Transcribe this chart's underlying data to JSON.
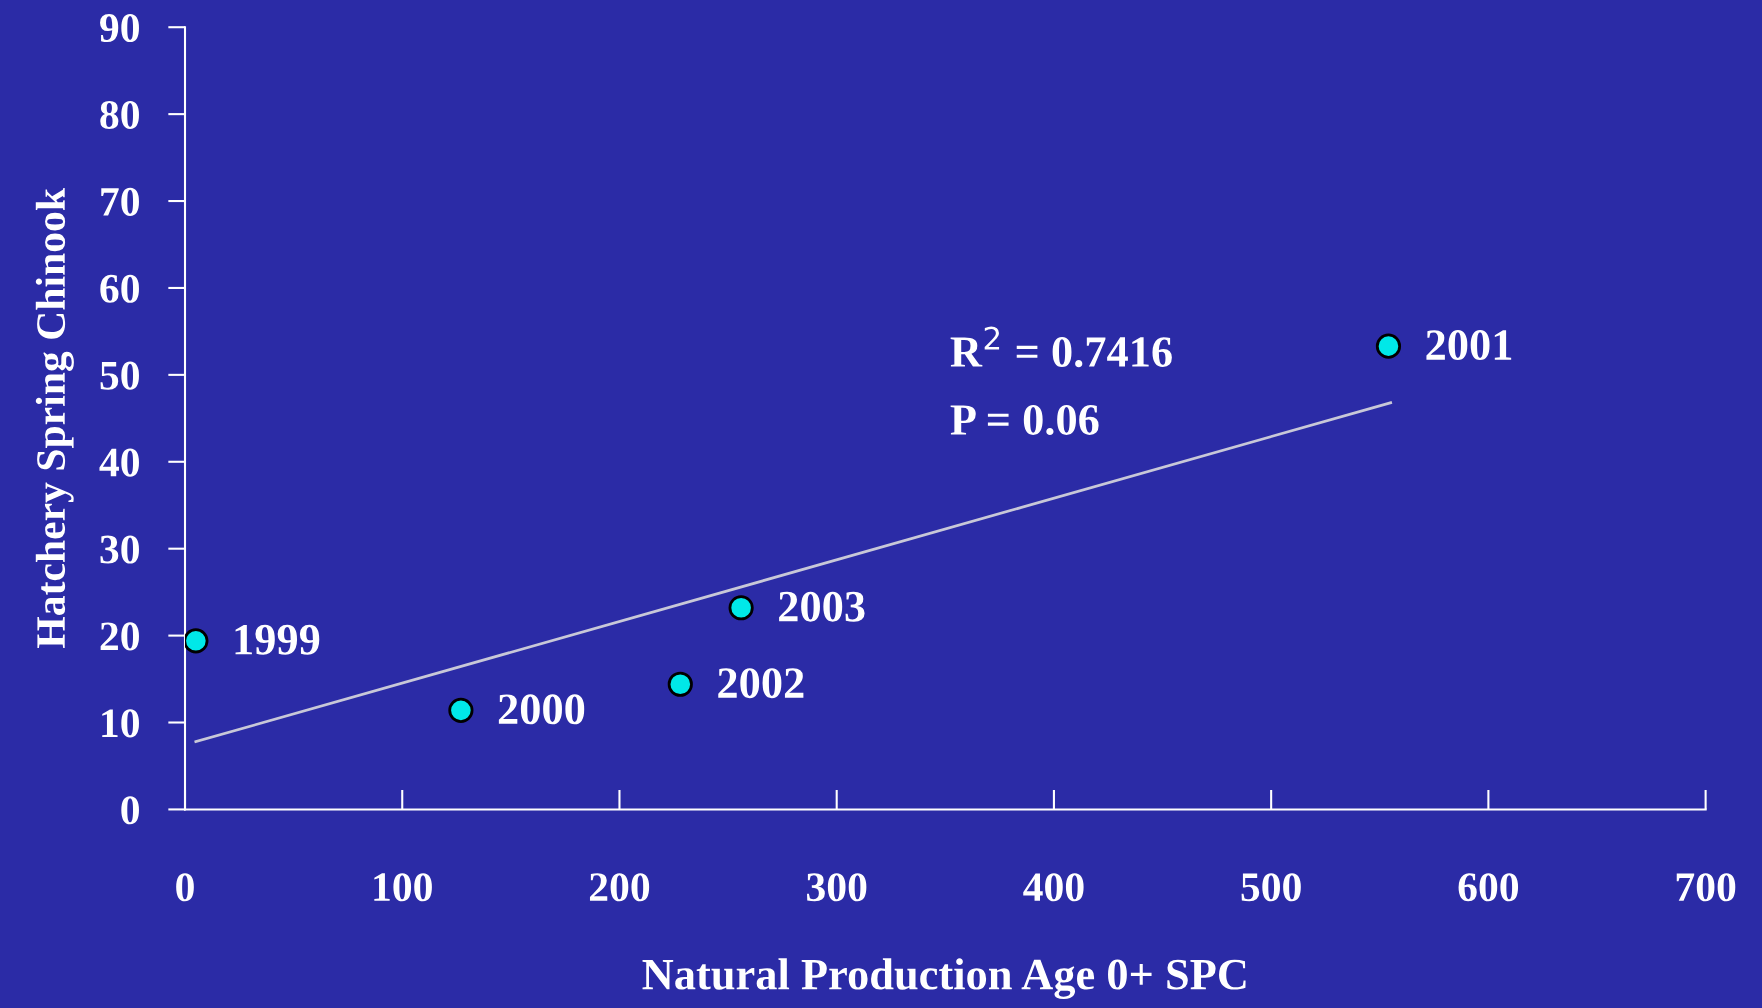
{
  "chart_data": {
    "type": "scatter",
    "xlabel": "Natural Production Age 0+ SPC",
    "ylabel": "Hatchery Spring Chinook",
    "xlim": [
      0,
      700
    ],
    "xticks": [
      0,
      100,
      200,
      300,
      400,
      500,
      600,
      700
    ],
    "ylim": [
      0,
      90
    ],
    "yticks": [
      0,
      10,
      20,
      30,
      40,
      50,
      60,
      70,
      80,
      90
    ],
    "grid": false,
    "legend": false,
    "series": [
      {
        "marker": "circle",
        "color": "#00e8e8",
        "x": [
          5,
          127,
          554,
          228,
          256
        ],
        "values": [
          19.4,
          11.4,
          53.3,
          14.4,
          23.2
        ]
      },
      {
        "type": "line",
        "color": "#c8c8d8",
        "x": [
          5,
          555
        ],
        "values": [
          7.8,
          46.8
        ]
      }
    ],
    "annotations": [
      {
        "text": "1999",
        "x": 5,
        "y": 19.4
      },
      {
        "text": "2000",
        "x": 127,
        "y": 11.4
      },
      {
        "text": "2001",
        "x": 554,
        "y": 53.3
      },
      {
        "text": "2002",
        "x": 228,
        "y": 14.4
      },
      {
        "text": "2003",
        "x": 256,
        "y": 23.2
      },
      "R$^{2}$ = 0.7416",
      "P = 0.06"
    ]
  }
}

━━━━

**THE EXERCISE:** Look through the data and show every line containing "text".

**COMPLETED EXERCISE:**
        "text": "1999",
        "text": "2000",
        "text": "2001",
        "text": "2002",
        "text": "2003",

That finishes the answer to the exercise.